== Data provided
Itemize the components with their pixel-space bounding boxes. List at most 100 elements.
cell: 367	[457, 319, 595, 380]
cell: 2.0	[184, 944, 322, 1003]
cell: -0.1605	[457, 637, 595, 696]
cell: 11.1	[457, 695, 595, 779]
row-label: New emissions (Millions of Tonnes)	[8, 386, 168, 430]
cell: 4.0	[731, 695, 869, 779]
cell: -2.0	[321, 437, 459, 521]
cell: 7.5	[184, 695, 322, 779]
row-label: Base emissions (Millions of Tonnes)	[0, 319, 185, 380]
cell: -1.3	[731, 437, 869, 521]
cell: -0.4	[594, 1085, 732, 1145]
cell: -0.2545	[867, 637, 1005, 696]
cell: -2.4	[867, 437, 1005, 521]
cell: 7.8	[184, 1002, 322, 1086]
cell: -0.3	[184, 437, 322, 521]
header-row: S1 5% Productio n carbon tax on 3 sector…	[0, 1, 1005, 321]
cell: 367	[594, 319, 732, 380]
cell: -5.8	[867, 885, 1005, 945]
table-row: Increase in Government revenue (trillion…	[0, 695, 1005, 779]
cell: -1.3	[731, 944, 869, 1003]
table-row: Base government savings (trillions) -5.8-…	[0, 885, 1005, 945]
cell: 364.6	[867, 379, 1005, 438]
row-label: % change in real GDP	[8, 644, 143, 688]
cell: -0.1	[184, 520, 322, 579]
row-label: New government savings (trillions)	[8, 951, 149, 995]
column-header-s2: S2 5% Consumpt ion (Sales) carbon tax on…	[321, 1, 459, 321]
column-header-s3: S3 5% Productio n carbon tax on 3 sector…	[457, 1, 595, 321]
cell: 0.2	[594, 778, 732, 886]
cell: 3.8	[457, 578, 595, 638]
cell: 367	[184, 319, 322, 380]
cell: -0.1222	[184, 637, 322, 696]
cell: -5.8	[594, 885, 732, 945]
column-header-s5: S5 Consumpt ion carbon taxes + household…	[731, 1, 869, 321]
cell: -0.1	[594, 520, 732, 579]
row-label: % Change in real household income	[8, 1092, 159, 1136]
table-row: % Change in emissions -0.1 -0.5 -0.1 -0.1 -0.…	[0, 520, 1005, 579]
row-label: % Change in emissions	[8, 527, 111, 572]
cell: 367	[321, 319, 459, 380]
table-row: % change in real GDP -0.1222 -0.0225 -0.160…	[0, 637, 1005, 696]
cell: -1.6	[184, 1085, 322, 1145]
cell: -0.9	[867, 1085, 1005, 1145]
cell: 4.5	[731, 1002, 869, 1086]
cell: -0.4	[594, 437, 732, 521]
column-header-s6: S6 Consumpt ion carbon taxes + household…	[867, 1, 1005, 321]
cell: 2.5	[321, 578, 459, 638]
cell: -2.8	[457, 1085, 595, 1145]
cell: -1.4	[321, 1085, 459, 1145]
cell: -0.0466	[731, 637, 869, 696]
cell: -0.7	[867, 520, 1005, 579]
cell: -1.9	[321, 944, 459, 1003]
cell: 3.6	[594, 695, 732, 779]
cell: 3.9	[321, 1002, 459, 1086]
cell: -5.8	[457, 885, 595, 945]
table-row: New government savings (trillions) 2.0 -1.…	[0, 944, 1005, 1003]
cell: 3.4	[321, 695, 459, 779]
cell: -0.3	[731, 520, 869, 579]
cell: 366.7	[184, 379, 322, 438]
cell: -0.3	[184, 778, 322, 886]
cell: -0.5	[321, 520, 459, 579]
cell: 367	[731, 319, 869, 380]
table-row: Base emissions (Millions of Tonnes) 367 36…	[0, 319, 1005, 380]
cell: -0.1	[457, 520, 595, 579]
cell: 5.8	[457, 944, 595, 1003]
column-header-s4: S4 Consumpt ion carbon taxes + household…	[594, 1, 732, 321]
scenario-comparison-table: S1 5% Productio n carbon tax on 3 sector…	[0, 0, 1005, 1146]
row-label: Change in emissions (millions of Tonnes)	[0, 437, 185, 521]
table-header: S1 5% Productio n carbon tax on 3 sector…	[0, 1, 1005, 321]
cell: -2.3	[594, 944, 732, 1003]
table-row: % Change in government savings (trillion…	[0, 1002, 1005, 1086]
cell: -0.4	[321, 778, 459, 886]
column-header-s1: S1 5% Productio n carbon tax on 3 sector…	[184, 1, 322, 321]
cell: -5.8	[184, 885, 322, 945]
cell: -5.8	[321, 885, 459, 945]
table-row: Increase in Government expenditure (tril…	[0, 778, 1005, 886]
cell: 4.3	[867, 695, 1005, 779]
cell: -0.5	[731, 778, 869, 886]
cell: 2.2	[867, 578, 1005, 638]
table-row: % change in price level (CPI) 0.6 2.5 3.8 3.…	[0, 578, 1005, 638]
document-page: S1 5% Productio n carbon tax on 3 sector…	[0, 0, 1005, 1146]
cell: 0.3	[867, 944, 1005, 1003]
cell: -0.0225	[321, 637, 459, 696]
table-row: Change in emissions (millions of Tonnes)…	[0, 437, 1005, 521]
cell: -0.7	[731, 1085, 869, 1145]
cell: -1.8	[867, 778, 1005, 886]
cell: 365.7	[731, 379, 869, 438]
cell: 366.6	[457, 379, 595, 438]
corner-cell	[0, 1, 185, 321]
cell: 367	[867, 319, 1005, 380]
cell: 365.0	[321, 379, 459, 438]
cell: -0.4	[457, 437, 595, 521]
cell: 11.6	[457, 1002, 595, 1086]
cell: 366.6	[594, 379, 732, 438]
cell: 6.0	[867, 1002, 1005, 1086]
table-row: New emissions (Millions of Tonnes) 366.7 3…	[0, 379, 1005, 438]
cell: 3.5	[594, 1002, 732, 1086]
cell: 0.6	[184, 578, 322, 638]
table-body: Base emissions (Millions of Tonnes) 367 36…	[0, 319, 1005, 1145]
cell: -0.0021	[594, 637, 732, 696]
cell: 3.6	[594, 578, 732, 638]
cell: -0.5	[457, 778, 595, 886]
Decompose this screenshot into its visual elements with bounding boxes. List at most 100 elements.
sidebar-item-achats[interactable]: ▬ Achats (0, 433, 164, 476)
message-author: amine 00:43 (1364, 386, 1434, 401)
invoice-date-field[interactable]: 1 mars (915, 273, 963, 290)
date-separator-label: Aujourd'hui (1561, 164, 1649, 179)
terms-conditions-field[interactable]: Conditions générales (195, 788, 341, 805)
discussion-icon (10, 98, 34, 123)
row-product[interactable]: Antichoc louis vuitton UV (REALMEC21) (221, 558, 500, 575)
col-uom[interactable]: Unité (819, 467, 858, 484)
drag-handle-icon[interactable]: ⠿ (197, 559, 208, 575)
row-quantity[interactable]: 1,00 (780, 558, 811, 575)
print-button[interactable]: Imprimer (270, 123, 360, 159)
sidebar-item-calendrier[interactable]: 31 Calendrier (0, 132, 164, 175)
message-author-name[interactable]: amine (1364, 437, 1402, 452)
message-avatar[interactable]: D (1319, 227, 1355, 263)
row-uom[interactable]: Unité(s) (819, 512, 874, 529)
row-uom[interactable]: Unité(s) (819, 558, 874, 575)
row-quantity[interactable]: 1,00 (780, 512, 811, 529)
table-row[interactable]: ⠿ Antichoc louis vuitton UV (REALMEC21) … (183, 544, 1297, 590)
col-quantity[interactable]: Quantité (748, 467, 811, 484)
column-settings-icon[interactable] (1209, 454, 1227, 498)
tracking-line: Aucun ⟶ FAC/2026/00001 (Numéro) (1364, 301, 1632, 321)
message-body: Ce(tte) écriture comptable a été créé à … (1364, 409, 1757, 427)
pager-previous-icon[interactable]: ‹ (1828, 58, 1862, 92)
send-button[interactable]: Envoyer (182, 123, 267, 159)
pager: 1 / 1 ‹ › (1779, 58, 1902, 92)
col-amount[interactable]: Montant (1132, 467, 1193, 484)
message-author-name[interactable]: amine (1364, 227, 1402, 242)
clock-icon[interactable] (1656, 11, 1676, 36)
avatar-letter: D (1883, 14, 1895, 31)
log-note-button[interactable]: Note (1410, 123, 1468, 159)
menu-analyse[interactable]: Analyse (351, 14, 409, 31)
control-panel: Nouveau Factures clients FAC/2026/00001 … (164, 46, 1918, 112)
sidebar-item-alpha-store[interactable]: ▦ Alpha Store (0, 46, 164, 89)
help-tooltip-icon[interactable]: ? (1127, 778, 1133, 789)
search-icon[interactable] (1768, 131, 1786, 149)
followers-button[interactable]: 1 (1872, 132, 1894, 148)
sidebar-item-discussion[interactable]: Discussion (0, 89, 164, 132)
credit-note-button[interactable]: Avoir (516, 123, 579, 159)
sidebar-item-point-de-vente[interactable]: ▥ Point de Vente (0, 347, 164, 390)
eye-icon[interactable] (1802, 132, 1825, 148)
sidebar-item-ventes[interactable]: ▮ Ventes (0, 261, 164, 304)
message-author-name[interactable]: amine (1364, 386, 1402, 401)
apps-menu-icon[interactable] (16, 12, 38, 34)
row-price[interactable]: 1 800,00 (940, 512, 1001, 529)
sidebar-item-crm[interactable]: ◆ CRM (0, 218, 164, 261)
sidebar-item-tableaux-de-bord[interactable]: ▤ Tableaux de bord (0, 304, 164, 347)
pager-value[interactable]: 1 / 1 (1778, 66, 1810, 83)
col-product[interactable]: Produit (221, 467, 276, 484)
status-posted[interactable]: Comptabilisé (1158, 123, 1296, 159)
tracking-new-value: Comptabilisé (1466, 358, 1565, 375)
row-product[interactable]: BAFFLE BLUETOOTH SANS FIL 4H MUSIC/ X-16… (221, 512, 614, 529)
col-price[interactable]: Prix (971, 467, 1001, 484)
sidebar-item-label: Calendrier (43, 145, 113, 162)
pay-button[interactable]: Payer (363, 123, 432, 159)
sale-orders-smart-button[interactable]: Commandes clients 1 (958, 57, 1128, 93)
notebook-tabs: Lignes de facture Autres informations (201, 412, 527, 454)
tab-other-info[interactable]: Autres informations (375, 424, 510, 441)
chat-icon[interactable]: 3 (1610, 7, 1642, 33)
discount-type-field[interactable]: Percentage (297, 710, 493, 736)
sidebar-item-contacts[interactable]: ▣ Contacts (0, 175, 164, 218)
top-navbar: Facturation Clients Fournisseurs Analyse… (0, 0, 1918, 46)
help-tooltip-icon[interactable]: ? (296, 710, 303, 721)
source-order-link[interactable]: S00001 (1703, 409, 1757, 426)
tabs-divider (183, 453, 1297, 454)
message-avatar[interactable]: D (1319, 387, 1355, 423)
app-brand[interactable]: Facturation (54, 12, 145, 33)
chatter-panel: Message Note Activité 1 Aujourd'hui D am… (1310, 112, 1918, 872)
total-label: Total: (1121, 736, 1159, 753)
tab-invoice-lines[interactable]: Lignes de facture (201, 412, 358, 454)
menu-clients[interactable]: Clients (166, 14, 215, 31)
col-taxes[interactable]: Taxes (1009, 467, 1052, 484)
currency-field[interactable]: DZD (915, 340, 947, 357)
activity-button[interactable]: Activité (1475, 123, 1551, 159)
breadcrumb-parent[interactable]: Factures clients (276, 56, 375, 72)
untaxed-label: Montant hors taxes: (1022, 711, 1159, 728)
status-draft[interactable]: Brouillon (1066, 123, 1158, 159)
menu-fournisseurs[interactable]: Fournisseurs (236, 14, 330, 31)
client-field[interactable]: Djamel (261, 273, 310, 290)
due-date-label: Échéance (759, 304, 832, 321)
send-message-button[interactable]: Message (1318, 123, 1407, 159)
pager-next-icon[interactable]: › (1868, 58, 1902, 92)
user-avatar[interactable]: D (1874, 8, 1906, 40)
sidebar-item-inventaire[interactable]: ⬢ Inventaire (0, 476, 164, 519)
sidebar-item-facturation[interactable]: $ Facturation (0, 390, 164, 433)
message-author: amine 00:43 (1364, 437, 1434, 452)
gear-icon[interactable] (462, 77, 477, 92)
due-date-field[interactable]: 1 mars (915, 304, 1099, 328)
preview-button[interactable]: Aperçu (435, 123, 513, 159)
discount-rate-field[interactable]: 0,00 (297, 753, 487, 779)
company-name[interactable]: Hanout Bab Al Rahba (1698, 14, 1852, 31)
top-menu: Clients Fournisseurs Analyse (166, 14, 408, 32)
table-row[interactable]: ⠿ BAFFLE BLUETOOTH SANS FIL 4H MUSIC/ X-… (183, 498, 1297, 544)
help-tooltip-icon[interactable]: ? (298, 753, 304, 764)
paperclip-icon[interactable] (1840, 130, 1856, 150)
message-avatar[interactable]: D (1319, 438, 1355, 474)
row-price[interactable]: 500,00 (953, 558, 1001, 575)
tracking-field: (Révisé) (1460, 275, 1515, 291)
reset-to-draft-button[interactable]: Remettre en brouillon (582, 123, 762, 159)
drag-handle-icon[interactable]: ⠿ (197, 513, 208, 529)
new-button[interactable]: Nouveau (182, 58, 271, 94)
====
▶ Exercise requirements: Rewrite the rows from the first one through the line containing "437, 732, 521]", substituting "row-header" for every "row-label" and changing nothing else.

▶ Correct result:
Itemize the components with their pixel-space bounding boxes. List at most 100 elements.
cell: 367	[457, 319, 595, 380]
cell: 2.0	[184, 944, 322, 1003]
cell: -0.1605	[457, 637, 595, 696]
cell: 11.1	[457, 695, 595, 779]
row-header: New emissions (Millions of Tonnes)	[8, 386, 168, 430]
cell: 4.0	[731, 695, 869, 779]
cell: -2.0	[321, 437, 459, 521]
cell: 7.5	[184, 695, 322, 779]
row-header: Base emissions (Millions of Tonnes)	[0, 319, 185, 380]
cell: -1.3	[731, 437, 869, 521]
cell: -0.4	[594, 1085, 732, 1145]
cell: -0.2545	[867, 637, 1005, 696]
cell: -2.4	[867, 437, 1005, 521]
cell: 7.8	[184, 1002, 322, 1086]
cell: -0.3	[184, 437, 322, 521]
header-row: S1 5% Productio n carbon tax on 3 sector…	[0, 1, 1005, 321]
cell: 367	[594, 319, 732, 380]
cell: -5.8	[867, 885, 1005, 945]
table-row: Increase in Government revenue (trillion…	[0, 695, 1005, 779]
cell: -1.3	[731, 944, 869, 1003]
table-row: Base government savings (trillions) -5.8-…	[0, 885, 1005, 945]
cell: 364.6	[867, 379, 1005, 438]
row-header: % change in real GDP	[8, 644, 143, 688]
cell: -0.1	[184, 520, 322, 579]
row-header: New government savings (trillions)	[8, 951, 149, 995]
column-header-s2: S2 5% Consumpt ion (Sales) carbon tax on…	[321, 1, 459, 321]
column-header-s3: S3 5% Productio n carbon tax on 3 sector…	[457, 1, 595, 321]
cell: 0.2	[594, 778, 732, 886]
cell: 3.8	[457, 578, 595, 638]
cell: 367	[184, 319, 322, 380]
cell: -0.1222	[184, 637, 322, 696]
cell: -5.8	[594, 885, 732, 945]
column-header-s5: S5 Consumpt ion carbon taxes + household…	[731, 1, 869, 321]
cell: -0.1	[594, 520, 732, 579]
row-header: % Change in real household income	[8, 1092, 159, 1136]
table-row: % Change in emissions -0.1 -0.5 -0.1 -0.1 -0.…	[0, 520, 1005, 579]
row-header: % Change in emissions	[8, 527, 111, 572]
cell: 367	[321, 319, 459, 380]
table-row: % change in real GDP -0.1222 -0.0225 -0.160…	[0, 637, 1005, 696]
cell: -1.6	[184, 1085, 322, 1145]
cell: -0.9	[867, 1085, 1005, 1145]
cell: 4.5	[731, 1002, 869, 1086]
cell: -0.4	[594, 437, 732, 521]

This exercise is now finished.